[Excerpt from a dataset]
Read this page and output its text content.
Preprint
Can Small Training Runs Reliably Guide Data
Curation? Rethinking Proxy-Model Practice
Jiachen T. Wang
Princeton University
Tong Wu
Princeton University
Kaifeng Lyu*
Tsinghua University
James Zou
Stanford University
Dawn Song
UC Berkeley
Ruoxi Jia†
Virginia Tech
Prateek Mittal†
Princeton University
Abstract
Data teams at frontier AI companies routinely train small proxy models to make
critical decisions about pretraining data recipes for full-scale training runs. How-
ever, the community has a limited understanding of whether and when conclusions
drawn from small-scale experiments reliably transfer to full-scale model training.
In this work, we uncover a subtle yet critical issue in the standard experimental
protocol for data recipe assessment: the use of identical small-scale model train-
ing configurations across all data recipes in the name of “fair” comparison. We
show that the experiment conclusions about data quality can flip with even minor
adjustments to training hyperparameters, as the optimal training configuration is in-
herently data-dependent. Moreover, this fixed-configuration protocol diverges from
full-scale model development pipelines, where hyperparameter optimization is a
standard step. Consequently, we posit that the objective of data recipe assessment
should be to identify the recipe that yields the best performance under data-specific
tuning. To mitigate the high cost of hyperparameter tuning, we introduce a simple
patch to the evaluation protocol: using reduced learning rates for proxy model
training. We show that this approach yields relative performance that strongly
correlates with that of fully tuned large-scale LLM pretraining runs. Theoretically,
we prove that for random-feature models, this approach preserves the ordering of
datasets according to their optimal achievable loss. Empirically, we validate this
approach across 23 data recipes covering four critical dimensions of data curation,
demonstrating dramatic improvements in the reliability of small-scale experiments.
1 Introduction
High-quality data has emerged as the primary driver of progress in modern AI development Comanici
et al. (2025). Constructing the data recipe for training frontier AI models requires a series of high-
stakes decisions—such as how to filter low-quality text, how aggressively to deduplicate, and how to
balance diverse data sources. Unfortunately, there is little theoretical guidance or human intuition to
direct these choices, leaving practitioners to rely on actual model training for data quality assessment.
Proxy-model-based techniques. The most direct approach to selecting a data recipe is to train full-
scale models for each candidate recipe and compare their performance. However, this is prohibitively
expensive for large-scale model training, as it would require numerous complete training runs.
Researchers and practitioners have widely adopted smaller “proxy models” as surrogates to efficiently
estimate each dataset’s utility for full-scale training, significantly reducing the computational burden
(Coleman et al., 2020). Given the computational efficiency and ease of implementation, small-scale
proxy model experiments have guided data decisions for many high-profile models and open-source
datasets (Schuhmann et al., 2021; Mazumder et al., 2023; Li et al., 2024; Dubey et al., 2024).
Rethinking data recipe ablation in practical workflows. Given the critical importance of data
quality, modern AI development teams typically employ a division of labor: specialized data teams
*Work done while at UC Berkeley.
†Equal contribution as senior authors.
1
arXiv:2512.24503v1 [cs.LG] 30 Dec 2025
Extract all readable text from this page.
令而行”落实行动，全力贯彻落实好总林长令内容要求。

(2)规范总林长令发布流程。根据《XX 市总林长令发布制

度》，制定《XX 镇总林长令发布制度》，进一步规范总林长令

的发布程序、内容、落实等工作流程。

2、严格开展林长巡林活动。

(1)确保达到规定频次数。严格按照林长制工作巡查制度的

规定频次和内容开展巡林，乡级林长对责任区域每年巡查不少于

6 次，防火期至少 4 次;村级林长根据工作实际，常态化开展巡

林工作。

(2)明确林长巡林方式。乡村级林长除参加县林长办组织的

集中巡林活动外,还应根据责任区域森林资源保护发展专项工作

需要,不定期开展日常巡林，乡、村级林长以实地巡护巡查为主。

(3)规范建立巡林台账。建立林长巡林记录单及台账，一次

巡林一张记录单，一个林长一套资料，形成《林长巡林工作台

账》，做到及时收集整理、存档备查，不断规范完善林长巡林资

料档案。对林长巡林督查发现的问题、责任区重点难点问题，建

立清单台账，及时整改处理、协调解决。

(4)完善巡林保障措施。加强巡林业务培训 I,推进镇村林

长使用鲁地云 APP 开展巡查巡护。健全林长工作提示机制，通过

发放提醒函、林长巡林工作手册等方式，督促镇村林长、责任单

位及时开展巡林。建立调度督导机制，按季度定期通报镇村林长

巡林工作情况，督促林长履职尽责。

STATED GOAL
How many lines in the data contain the string "experiments"? Respond with the number only.

FINISHED ANSWER
3